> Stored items
********
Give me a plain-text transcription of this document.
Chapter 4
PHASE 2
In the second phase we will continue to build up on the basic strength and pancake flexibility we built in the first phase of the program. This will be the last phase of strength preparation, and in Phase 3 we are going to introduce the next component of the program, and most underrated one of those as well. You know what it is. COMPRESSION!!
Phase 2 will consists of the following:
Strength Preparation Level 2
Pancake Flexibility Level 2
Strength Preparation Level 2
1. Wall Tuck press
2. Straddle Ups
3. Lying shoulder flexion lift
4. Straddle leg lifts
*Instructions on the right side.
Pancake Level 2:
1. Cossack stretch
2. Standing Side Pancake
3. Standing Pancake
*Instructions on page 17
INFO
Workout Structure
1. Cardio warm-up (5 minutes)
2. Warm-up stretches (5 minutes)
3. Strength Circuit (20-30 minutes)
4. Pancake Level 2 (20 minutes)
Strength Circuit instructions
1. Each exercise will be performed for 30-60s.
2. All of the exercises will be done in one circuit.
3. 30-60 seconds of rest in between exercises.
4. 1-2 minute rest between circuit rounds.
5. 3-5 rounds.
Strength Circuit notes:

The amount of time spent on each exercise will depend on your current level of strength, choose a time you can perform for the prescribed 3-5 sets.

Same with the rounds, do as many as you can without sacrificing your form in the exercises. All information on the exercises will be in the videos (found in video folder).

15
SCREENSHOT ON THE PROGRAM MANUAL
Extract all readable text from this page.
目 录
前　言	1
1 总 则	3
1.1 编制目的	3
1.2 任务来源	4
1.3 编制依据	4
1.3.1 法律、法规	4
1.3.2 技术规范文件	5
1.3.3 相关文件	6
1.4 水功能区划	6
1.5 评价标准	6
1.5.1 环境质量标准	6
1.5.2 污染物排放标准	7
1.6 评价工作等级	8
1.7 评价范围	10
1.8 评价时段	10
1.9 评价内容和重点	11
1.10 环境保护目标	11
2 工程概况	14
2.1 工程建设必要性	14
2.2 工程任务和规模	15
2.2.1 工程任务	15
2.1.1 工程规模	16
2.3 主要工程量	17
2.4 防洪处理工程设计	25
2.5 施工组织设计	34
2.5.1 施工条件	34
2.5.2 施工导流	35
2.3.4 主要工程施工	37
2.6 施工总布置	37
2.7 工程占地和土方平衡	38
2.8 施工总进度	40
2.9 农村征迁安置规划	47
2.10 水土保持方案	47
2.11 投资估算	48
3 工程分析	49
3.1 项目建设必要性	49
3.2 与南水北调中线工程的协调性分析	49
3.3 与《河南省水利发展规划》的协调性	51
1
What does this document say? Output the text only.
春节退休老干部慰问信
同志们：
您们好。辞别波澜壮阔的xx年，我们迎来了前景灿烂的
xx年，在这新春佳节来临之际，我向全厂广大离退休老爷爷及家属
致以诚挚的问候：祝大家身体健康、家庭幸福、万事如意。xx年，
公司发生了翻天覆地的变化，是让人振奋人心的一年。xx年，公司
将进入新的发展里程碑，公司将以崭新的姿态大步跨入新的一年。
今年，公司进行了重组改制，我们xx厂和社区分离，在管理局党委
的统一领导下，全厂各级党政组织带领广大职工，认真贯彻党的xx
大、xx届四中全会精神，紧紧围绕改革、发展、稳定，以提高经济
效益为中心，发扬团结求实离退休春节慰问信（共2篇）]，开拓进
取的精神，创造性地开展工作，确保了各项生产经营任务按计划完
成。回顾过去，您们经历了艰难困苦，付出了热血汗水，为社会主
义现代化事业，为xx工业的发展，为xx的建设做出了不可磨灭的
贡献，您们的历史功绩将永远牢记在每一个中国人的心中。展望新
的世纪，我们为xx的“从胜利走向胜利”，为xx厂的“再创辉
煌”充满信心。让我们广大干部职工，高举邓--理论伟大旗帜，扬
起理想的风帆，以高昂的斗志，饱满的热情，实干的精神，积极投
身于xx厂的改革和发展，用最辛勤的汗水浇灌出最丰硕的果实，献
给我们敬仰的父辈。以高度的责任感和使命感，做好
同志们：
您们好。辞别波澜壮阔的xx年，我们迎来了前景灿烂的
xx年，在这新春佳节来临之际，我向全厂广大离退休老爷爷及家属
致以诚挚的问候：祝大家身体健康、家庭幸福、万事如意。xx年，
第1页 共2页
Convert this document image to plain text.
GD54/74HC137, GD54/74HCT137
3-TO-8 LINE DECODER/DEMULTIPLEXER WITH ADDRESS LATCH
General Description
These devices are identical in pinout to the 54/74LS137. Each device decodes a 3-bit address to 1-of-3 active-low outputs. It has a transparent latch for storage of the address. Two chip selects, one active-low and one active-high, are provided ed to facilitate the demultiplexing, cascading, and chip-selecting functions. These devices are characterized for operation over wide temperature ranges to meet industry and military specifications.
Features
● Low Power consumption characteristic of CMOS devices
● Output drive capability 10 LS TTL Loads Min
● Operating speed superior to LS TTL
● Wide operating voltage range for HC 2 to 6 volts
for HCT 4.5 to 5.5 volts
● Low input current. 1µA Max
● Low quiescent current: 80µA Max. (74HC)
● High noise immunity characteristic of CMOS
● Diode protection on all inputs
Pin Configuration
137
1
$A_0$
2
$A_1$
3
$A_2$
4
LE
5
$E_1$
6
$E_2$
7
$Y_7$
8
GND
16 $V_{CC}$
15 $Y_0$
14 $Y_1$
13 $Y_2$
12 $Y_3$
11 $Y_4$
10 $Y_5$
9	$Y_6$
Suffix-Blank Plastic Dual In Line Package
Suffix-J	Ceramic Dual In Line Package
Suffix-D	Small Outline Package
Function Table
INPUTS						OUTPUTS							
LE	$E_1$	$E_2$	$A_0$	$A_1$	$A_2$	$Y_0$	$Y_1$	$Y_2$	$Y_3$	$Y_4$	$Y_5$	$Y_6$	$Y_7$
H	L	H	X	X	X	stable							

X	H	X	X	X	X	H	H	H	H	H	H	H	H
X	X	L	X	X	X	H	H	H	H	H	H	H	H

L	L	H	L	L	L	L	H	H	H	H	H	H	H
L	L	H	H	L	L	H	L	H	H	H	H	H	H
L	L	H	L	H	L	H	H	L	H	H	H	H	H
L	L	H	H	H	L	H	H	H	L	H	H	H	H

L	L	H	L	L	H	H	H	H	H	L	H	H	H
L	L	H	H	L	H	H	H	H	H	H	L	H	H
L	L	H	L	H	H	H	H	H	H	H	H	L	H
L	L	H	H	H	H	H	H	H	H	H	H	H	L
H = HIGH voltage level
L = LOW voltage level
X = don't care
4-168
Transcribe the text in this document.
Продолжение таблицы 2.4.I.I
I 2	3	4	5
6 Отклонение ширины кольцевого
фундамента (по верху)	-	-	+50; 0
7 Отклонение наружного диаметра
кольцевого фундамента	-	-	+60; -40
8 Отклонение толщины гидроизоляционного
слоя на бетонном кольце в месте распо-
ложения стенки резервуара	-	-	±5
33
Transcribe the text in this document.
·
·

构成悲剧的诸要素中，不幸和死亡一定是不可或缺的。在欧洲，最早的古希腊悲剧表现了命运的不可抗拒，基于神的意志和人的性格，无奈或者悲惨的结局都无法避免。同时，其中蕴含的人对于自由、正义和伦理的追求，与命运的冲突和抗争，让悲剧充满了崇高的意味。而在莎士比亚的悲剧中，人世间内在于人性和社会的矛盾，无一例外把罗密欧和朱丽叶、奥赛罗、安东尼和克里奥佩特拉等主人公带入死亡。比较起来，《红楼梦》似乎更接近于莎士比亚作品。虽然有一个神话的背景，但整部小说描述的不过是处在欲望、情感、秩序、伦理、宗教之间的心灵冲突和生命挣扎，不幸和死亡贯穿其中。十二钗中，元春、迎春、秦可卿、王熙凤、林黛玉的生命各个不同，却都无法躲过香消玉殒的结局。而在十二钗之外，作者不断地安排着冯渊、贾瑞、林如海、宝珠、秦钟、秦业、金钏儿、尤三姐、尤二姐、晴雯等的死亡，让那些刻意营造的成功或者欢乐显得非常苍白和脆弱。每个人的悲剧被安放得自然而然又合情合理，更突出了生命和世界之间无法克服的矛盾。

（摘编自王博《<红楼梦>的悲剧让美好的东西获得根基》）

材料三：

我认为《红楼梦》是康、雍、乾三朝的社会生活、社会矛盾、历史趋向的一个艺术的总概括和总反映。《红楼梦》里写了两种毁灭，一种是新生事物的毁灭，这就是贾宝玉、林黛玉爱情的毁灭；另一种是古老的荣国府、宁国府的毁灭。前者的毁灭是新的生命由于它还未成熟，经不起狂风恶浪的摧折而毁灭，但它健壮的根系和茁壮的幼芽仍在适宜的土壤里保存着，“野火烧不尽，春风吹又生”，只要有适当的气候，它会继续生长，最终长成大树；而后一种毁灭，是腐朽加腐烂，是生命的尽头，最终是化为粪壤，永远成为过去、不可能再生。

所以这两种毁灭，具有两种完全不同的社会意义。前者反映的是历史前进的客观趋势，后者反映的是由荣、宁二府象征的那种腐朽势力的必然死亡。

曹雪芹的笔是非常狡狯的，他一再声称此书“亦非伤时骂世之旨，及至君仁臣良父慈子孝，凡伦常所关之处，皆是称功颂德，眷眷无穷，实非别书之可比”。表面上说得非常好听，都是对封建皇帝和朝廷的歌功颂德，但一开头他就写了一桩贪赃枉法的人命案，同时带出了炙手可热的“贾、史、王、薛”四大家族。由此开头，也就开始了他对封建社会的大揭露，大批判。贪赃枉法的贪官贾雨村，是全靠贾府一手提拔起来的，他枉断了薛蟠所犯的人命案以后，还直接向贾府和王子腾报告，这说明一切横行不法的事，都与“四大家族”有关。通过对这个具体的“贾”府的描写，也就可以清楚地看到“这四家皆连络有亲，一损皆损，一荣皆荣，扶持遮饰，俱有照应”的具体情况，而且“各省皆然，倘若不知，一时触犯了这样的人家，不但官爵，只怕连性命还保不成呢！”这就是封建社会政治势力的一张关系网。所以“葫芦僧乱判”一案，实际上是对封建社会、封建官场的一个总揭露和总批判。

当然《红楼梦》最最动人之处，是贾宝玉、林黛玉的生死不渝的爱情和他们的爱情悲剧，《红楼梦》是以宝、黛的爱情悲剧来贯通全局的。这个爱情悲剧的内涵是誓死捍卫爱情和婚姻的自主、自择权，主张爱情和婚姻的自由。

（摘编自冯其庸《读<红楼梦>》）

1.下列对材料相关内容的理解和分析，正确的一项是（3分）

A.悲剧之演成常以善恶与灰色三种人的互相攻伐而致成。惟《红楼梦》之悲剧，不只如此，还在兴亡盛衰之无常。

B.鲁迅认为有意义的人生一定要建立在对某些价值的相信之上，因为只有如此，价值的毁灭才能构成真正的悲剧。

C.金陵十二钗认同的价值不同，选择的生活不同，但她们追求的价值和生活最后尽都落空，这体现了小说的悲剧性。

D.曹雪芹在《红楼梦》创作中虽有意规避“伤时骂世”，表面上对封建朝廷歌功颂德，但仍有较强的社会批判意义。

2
********
> What you should do
Scan the listing above for the word "current" and show each line where it is found.

> Answer for the task
The amount of time spent on each exercise will depend on your current level of strength, choose a time you can perform for the prescribed 3-5 sets.
● Low input current. 1µA Max
● Low quiescent current: 80µA Max. (74HC)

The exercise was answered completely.